# Start of Record excerpts

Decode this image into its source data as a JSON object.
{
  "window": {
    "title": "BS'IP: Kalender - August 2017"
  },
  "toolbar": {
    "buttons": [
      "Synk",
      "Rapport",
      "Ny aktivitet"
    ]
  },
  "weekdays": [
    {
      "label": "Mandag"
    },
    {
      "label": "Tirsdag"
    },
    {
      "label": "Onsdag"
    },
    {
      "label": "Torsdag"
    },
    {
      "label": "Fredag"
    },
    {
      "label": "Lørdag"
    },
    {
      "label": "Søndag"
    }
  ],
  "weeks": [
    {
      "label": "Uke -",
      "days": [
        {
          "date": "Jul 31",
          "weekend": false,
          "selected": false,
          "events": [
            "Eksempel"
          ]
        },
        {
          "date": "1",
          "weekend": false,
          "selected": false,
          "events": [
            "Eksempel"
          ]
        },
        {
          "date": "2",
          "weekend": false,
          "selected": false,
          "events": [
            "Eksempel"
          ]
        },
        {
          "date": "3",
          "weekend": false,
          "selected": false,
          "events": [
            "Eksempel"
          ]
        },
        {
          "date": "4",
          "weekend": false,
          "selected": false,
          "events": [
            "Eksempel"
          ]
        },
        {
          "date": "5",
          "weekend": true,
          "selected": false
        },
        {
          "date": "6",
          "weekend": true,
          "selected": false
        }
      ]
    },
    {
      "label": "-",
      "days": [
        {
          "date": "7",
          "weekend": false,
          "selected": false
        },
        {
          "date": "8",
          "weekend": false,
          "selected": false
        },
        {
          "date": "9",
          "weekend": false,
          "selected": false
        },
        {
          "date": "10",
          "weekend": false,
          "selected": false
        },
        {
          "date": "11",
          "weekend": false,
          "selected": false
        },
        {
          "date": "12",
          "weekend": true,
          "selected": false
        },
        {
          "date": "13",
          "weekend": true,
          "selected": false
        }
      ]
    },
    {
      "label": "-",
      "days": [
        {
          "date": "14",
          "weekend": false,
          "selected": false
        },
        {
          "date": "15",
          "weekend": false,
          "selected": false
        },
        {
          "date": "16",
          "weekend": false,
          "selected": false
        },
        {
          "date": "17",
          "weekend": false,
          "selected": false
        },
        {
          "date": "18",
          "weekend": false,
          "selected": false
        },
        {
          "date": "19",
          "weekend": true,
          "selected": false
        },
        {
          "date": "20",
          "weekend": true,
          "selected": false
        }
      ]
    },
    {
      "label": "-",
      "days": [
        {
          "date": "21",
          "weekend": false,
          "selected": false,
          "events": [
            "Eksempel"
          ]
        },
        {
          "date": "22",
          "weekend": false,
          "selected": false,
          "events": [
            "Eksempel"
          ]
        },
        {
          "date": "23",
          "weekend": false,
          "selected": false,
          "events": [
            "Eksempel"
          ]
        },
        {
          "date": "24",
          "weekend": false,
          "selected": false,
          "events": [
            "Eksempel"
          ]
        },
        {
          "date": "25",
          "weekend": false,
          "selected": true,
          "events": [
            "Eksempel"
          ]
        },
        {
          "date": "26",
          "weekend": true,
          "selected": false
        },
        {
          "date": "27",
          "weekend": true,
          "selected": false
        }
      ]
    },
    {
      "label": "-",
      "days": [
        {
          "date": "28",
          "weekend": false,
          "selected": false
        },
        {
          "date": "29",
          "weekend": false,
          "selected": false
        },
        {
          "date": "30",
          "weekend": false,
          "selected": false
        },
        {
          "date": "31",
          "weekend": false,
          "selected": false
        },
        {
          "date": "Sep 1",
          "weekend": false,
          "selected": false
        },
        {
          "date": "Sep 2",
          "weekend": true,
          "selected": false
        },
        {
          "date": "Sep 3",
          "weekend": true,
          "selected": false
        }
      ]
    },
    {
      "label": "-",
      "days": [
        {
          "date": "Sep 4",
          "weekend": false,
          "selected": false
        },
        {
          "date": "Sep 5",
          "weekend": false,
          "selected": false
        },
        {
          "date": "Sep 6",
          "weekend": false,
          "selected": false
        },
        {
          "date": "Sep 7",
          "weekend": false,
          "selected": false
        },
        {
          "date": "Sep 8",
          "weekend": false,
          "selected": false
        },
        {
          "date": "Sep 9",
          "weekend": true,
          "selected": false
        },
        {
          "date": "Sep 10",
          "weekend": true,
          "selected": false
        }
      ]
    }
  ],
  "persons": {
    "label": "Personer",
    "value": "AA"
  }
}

# End of Record excerpts

[Written exercise] Copy every record exactly as presented.

[Answer in full]
Decode this image into its source data as a JSON object.
{
  "window": {
    "title": "BS'IP: Kalender - August 2017"
  },
  "toolbar": {
    "buttons": [
      "Synk",
      "Rapport",
      "Ny aktivitet"
    ]
  },
  "weekdays": [
    {
      "label": "Mandag"
    },
    {
      "label": "Tirsdag"
    },
    {
      "label": "Onsdag"
    },
    {
      "label": "Torsdag"
    },
    {
      "label": "Fredag"
    },
    {
      "label": "Lørdag"
    },
    {
      "label": "Søndag"
    }
  ],
  "weeks": [
    {
      "label": "Uke -",
      "days": [
        {
          "date": "Jul 31",
          "weekend": false,
          "selected": false,
          "events": [
            "Eksempel"
          ]
        },
        {
          "date": "1",
          "weekend": false,
          "selected": false,
          "events": [
            "Eksempel"
          ]
        },
        {
          "date": "2",
          "weekend": false,
          "selected": false,
          "events": [
            "Eksempel"
          ]
        },
        {
          "date": "3",
          "weekend": false,
          "selected": false,
          "events": [
            "Eksempel"
          ]
        },
        {
          "date": "4",
          "weekend": false,
          "selected": false,
          "events": [
            "Eksempel"
          ]
        },
        {
          "date": "5",
          "weekend": true,
          "selected": false
        },
        {
          "date": "6",
          "weekend": true,
          "selected": false
        }
      ]
    },
    {
      "label": "-",
      "days": [
        {
          "date": "7",
          "weekend": false,
          "selected": false
        },
        {
          "date": "8",
          "weekend": false,
          "selected": false
        },
        {
          "date": "9",
          "weekend": false,
          "selected": false
        },
        {
          "date": "10",
          "weekend": false,
          "selected": false
        },
        {
          "date": "11",
          "weekend": false,
          "selected": false
        },
        {
          "date": "12",
          "weekend": true,
          "selected": false
        },
        {
          "date": "13",
          "weekend": true,
          "selected": false
        }
      ]
    },
    {
      "label": "-",
      "days": [
        {
          "date": "14",
          "weekend": false,
          "selected": false
        },
        {
          "date": "15",
          "weekend": false,
          "selected": false
        },
        {
          "date": "16",
          "weekend": false,
          "selected": false
        },
        {
          "date": "17",
          "weekend": false,
          "selected": false
        },
        {
          "date": "18",
          "weekend": false,
          "selected": false
        },
        {
          "date": "19",
          "weekend": true,
          "selected": false
        },
        {
          "date": "20",
          "weekend": true,
          "selected": false
        }
      ]
    },
    {
      "label": "-",
      "days": [
        {
          "date": "21",
          "weekend": false,
          "selected": false,
          "events": [
            "Eksempel"
          ]
        },
        {
          "date": "22",
          "weekend": false,
          "selected": false,
          "events": [
            "Eksempel"
          ]
        },
        {
          "date": "23",
          "weekend": false,
          "selected": false,
          "events": [
            "Eksempel"
          ]
        },
        {
          "date": "24",
          "weekend": false,
          "selected": false,
          "events": [
            "Eksempel"
          ]
        },
        {
          "date": "25",
          "weekend": false,
          "selected": true,
          "events": [
            "Eksempel"
          ]
        },
        {
          "date": "26",
          "weekend": true,
          "selected": false
        },
        {
          "date": "27",
          "weekend": true,
          "selected": false
        }
      ]
    },
    {
      "label": "-",
      "days": [
        {
          "date": "28",
          "weekend": false,
          "selected": false
        },
        {
          "date": "29",
          "weekend": false,
          "selected": false
        },
        {
          "date": "30",
          "weekend": false,
          "selected": false
        },
        {
          "date": "31",
          "weekend": false,
          "selected": false
        },
        {
          "date": "Sep 1",
          "weekend": false,
          "selected": false
        },
        {
          "date": "Sep 2",
          "weekend": true,
          "selected": false
        },
        {
          "date": "Sep 3",
          "weekend": true,
          "selected": false
        }
      ]
    },
    {
      "label": "-",
      "days": [
        {
          "date": "Sep 4",
          "weekend": false,
          "selected": false
        },
        {
          "date": "Sep 5",
          "weekend": false,
          "selected": false
        },
        {
          "date": "Sep 6",
          "weekend": false,
          "selected": false
        },
        {
          "date": "Sep 7",
          "weekend": false,
          "selected": false
        },
        {
          "date": "Sep 8",
          "weekend": false,
          "selected": false
        },
        {
          "date": "Sep 9",
          "weekend": true,
          "selected": false
        },
        {
          "date": "Sep 10",
          "weekend": true,
          "selected": false
        }
      ]
    }
  ],
  "persons": {
    "label": "Personer",
    "value": "AA"
  }
}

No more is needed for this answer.